Request: Check each line below for the word "watermark", and copy those that have it.

Records contained in a dataset:
==*==
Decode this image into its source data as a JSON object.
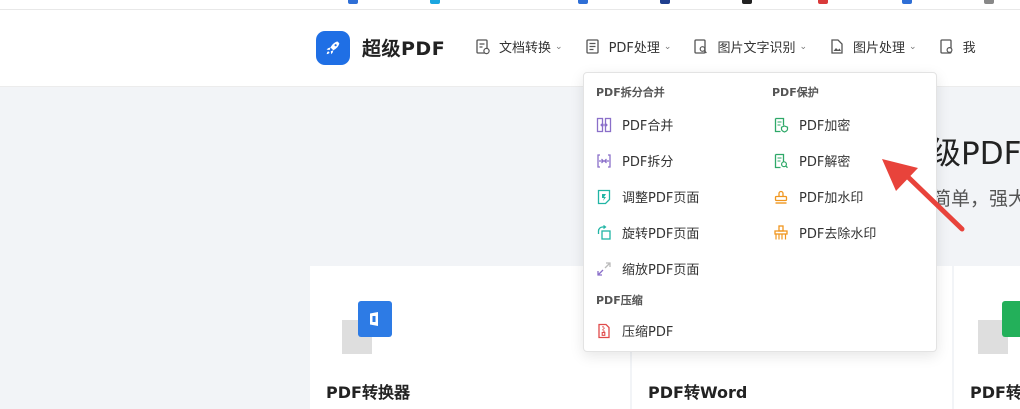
{
  "brand": {
    "name": "超级PDF"
  },
  "nav": {
    "items": [
      {
        "label": "文档转换"
      },
      {
        "label": "PDF处理"
      },
      {
        "label": "图片文字识别"
      },
      {
        "label": "图片处理"
      },
      {
        "label": "我"
      }
    ],
    "caret": "⌄"
  },
  "dropdown": {
    "sections": [
      {
        "title": "PDF拆分合并"
      },
      {
        "title": "PDF保护"
      },
      {
        "title": "PDF压缩"
      }
    ],
    "split_merge": [
      {
        "label": "PDF合并",
        "icon": "merge-icon"
      },
      {
        "label": "PDF拆分",
        "icon": "split-icon"
      },
      {
        "label": "调整PDF页面",
        "icon": "adjust-page-icon"
      },
      {
        "label": "旋转PDF页面",
        "icon": "rotate-page-icon"
      },
      {
        "label": "缩放PDF页面",
        "icon": "scale-page-icon"
      }
    ],
    "protect": [
      {
        "label": "PDF加密",
        "icon": "encrypt-icon"
      },
      {
        "label": "PDF解密",
        "icon": "decrypt-icon"
      },
      {
        "label": "PDF加水印",
        "icon": "watermark-stamp-icon"
      },
      {
        "label": "PDF去除水印",
        "icon": "remove-watermark-icon"
      }
    ],
    "compress": [
      {
        "label": "压缩PDF",
        "icon": "zip-file-icon"
      }
    ]
  },
  "hero": {
    "title": "级PDF",
    "subtitle": "简单，强大"
  },
  "cards": [
    {
      "title": "PDF转换器"
    },
    {
      "title": "PDF转Word"
    },
    {
      "title": "PDF转"
    }
  ],
  "colors": {
    "brand_blue": "#1f6fe5",
    "purple": "#8a6fc9",
    "teal": "#21b5a5",
    "green": "#2ea868",
    "orange": "#f0961e",
    "red": "#e04a4a",
    "arrow_red": "#e8433b"
  }
}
==*==
Reply to the task:
        "icon": "watermark-stamp-icon"
        "icon": "remove-watermark-icon"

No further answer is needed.